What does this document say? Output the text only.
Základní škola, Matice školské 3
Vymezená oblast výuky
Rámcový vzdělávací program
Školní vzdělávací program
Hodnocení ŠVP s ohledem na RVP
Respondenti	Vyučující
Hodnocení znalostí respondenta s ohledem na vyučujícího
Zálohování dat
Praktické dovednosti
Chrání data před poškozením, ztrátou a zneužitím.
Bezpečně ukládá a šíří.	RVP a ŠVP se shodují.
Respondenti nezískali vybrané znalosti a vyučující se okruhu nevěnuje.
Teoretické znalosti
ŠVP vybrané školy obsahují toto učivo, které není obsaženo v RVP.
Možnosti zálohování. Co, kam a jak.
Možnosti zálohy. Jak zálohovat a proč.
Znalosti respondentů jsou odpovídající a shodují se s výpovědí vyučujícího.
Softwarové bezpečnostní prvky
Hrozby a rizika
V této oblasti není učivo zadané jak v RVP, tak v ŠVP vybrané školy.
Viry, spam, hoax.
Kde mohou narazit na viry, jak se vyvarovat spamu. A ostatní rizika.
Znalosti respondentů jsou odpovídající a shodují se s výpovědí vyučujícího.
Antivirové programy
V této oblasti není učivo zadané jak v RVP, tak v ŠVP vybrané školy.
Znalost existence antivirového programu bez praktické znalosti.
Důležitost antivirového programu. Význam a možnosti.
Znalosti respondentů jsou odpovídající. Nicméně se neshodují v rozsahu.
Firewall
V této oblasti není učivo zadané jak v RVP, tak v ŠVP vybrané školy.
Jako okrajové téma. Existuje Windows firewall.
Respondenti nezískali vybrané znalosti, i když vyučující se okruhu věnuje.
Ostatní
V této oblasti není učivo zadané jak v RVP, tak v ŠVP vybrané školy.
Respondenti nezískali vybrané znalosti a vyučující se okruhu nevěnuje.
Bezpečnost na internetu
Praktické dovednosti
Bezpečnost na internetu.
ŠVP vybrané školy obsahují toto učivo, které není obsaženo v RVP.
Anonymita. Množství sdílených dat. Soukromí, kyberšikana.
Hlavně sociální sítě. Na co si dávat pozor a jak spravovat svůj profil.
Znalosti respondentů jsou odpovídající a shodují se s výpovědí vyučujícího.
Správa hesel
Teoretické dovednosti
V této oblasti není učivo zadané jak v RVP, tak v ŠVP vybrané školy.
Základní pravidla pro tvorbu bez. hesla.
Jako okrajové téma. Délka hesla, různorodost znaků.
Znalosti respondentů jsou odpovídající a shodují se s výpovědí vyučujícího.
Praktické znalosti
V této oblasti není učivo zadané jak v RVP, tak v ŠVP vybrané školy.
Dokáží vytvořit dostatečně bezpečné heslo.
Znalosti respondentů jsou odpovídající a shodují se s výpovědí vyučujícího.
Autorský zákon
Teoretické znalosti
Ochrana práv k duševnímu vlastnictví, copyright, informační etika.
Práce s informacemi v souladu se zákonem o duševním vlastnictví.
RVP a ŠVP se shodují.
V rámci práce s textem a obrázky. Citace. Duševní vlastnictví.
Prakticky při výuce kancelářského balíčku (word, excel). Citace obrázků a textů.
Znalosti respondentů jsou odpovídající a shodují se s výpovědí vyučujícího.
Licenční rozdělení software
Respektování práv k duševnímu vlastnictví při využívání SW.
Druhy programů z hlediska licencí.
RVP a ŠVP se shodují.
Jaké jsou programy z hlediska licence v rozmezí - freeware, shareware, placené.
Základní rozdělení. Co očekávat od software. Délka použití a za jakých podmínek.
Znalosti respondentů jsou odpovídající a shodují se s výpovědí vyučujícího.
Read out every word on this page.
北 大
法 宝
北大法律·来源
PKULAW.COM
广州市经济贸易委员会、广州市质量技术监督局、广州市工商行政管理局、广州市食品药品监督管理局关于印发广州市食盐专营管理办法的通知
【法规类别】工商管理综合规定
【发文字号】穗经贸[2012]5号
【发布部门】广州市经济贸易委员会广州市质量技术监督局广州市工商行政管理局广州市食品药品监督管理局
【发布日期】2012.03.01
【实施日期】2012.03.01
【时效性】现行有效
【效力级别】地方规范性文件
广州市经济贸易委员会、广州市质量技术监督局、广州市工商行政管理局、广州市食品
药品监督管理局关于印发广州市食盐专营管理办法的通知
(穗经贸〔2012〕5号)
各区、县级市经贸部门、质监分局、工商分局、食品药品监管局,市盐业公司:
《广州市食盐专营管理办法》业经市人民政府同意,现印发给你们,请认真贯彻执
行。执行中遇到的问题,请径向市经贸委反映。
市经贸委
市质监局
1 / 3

========

EXERCISE DESCRIPTION: Above are the records; retype them all without a single difference.

EXERCISE ANSWER:
What does this document say? Output the text only.
Základní škola, Matice školské 3
Vymezená oblast výuky
Rámcový vzdělávací program
Školní vzdělávací program
Hodnocení ŠVP s ohledem na RVP
Respondenti	Vyučující
Hodnocení znalostí respondenta s ohledem na vyučujícího
Zálohování dat
Praktické dovednosti
Chrání data před poškozením, ztrátou a zneužitím.
Bezpečně ukládá a šíří.	RVP a ŠVP se shodují.
Respondenti nezískali vybrané znalosti a vyučující se okruhu nevěnuje.
Teoretické znalosti
ŠVP vybrané školy obsahují toto učivo, které není obsaženo v RVP.
Možnosti zálohování. Co, kam a jak.
Možnosti zálohy. Jak zálohovat a proč.
Znalosti respondentů jsou odpovídající a shodují se s výpovědí vyučujícího.
Softwarové bezpečnostní prvky
Hrozby a rizika
V této oblasti není učivo zadané jak v RVP, tak v ŠVP vybrané školy.
Viry, spam, hoax.
Kde mohou narazit na viry, jak se vyvarovat spamu. A ostatní rizika.
Znalosti respondentů jsou odpovídající a shodují se s výpovědí vyučujícího.
Antivirové programy
V této oblasti není učivo zadané jak v RVP, tak v ŠVP vybrané školy.
Znalost existence antivirového programu bez praktické znalosti.
Důležitost antivirového programu. Význam a možnosti.
Znalosti respondentů jsou odpovídající. Nicméně se neshodují v rozsahu.
Firewall
V této oblasti není učivo zadané jak v RVP, tak v ŠVP vybrané školy.
Jako okrajové téma. Existuje Windows firewall.
Respondenti nezískali vybrané znalosti, i když vyučující se okruhu věnuje.
Ostatní
V této oblasti není učivo zadané jak v RVP, tak v ŠVP vybrané školy.
Respondenti nezískali vybrané znalosti a vyučující se okruhu nevěnuje.
Bezpečnost na internetu
Praktické dovednosti
Bezpečnost na internetu.
ŠVP vybrané školy obsahují toto učivo, které není obsaženo v RVP.
Anonymita. Množství sdílených dat. Soukromí, kyberšikana.
Hlavně sociální sítě. Na co si dávat pozor a jak spravovat svůj profil.
Znalosti respondentů jsou odpovídající a shodují se s výpovědí vyučujícího.
Správa hesel
Teoretické dovednosti
V této oblasti není učivo zadané jak v RVP, tak v ŠVP vybrané školy.
Základní pravidla pro tvorbu bez. hesla.
Jako okrajové téma. Délka hesla, různorodost znaků.
Znalosti respondentů jsou odpovídající a shodují se s výpovědí vyučujícího.
Praktické znalosti
V této oblasti není učivo zadané jak v RVP, tak v ŠVP vybrané školy.
Dokáží vytvořit dostatečně bezpečné heslo.
Znalosti respondentů jsou odpovídající a shodují se s výpovědí vyučujícího.
Autorský zákon
Teoretické znalosti
Ochrana práv k duševnímu vlastnictví, copyright, informační etika.
Práce s informacemi v souladu se zákonem o duševním vlastnictví.
RVP a ŠVP se shodují.
V rámci práce s textem a obrázky. Citace. Duševní vlastnictví.
Prakticky při výuce kancelářského balíčku (word, excel). Citace obrázků a textů.
Znalosti respondentů jsou odpovídající a shodují se s výpovědí vyučujícího.
Licenční rozdělení software
Respektování práv k duševnímu vlastnictví při využívání SW.
Druhy programů z hlediska licencí.
RVP a ŠVP se shodují.
Jaké jsou programy z hlediska licence v rozmezí - freeware, shareware, placené.
Základní rozdělení. Co očekávat od software. Délka použití a za jakých podmínek.
Znalosti respondentů jsou odpovídající a shodují se s výpovědí vyučujícího.
Read out every word on this page.
北 大
法 宝
北大法律·来源
PKULAW.COM
广州市经济贸易委员会、广州市质量技术监督局、广州市工商行政管理局、广州市食品药品监督管理局关于印发广州市食盐专营管理办法的通知
【法规类别】工商管理综合规定
【发文字号】穗经贸[2012]5号
【发布部门】广州市经济贸易委员会广州市质量技术监督局广州市工商行政管理局广州市食品药品监督管理局
【发布日期】2012.03.01
【实施日期】2012.03.01
【时效性】现行有效
【效力级别】地方规范性文件
广州市经济贸易委员会、广州市质量技术监督局、广州市工商行政管理局、广州市食品
药品监督管理局关于印发广州市食盐专营管理办法的通知
(穗经贸〔2012〕5号)
各区、县级市经贸部门、质监分局、工商分局、食品药品监管局,市盐业公司:
《广州市食盐专营管理办法》业经市人民政府同意,现印发给你们,请认真贯彻执
行。执行中遇到的问题,请径向市经贸委反映。
市经贸委
市质监局
1 / 3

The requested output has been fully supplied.